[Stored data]
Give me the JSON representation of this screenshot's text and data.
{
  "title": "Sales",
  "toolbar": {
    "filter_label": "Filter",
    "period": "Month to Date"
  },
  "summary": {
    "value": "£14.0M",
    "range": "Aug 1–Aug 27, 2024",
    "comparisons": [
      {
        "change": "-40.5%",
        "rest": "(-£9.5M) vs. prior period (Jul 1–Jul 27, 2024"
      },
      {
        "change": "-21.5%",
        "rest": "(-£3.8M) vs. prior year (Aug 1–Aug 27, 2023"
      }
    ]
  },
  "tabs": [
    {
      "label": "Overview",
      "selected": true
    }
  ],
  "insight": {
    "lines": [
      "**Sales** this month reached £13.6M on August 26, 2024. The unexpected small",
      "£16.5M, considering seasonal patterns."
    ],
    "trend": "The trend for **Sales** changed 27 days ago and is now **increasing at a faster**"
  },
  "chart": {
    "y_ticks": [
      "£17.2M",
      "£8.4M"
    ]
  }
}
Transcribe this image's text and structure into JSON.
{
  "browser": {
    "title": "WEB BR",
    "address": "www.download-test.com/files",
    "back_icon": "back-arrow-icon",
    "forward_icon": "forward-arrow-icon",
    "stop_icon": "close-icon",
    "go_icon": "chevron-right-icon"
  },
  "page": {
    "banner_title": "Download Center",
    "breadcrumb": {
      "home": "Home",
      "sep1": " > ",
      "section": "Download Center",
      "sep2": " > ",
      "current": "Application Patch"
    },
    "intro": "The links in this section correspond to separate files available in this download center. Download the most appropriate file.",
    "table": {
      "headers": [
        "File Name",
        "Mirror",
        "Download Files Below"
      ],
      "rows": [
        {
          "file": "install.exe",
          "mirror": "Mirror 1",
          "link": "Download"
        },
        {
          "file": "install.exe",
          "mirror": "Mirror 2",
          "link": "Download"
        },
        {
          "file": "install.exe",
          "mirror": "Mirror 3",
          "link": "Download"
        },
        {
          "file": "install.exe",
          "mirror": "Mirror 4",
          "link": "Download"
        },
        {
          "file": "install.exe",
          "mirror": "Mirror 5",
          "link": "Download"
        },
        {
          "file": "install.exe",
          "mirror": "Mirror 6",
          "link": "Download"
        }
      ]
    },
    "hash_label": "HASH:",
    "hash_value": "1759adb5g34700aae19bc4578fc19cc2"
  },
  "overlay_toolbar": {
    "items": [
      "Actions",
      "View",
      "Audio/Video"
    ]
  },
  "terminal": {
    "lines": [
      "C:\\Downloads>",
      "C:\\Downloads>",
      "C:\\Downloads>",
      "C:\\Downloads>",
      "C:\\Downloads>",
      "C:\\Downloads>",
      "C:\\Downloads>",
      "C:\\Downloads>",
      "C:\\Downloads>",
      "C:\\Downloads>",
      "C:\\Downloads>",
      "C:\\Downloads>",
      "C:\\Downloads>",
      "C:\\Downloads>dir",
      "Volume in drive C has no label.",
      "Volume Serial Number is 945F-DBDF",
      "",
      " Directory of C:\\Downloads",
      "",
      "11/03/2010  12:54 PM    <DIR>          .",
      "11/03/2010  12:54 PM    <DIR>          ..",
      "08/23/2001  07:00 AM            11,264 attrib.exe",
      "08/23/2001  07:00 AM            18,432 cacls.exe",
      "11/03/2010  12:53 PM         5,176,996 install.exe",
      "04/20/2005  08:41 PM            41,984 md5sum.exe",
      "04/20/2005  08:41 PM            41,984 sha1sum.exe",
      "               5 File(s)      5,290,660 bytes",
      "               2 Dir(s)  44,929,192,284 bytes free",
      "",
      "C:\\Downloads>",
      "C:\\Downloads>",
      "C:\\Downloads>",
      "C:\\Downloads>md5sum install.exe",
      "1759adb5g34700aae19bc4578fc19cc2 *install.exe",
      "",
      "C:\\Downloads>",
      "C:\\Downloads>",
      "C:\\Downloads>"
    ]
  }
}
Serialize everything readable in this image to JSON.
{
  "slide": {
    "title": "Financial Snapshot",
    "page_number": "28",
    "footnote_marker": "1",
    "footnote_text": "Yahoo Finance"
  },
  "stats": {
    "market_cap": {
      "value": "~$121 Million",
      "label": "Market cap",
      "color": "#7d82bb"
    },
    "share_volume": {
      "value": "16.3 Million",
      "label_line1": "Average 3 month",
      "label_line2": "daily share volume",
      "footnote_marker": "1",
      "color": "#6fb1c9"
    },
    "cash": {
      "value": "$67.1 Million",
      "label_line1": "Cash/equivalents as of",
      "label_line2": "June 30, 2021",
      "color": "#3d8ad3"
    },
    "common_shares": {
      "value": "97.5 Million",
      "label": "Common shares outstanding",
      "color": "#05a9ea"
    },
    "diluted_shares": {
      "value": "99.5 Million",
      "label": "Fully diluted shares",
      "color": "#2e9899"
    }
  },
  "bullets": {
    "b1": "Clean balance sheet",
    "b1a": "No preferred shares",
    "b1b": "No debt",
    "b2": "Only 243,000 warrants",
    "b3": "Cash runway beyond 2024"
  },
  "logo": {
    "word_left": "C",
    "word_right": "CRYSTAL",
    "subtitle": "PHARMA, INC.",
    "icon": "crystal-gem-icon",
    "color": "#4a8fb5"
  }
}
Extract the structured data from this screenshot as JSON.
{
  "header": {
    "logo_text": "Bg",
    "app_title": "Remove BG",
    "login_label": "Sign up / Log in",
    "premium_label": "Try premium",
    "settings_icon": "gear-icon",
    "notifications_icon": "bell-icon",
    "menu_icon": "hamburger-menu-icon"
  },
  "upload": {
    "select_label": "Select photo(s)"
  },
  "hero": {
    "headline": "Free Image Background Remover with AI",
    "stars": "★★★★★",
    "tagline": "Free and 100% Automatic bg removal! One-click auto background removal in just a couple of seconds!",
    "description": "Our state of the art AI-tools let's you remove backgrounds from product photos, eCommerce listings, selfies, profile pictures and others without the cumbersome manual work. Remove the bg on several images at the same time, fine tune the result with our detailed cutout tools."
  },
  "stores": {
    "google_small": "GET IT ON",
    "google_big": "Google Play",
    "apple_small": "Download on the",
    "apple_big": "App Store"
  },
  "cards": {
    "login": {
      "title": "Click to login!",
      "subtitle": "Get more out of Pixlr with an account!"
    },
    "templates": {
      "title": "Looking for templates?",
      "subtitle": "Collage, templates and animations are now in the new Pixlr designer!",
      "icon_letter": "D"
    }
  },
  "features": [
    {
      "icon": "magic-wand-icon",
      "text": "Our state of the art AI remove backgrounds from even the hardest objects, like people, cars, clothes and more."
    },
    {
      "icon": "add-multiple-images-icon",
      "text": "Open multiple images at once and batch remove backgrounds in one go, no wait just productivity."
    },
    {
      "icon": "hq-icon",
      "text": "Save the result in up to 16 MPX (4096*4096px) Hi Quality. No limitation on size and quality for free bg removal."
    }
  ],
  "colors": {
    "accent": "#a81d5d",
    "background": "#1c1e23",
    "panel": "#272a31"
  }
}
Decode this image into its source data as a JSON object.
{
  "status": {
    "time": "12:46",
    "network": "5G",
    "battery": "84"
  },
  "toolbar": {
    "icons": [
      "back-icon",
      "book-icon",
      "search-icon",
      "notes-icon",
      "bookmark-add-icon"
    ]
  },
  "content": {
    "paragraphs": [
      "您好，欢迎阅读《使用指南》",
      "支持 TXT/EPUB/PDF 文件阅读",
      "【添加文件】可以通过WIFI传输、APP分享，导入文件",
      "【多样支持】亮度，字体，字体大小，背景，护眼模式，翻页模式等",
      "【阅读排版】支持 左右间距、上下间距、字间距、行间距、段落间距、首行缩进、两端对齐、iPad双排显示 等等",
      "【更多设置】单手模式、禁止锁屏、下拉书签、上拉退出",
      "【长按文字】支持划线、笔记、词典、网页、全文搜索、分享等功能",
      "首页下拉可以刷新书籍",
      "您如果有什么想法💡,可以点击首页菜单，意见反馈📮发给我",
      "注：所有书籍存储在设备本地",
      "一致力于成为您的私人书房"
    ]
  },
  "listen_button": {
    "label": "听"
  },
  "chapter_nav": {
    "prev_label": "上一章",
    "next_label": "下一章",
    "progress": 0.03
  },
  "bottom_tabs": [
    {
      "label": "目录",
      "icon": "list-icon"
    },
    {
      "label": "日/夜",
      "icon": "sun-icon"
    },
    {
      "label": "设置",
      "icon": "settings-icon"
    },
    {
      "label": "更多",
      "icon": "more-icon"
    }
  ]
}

**Stated problem:** Where a line in the material contains "section", copy that line.

**The output:**
      "section": "Download Center",
    "intro": "The links in this section correspond to separate files available in this download center. Download the most appropriate file.",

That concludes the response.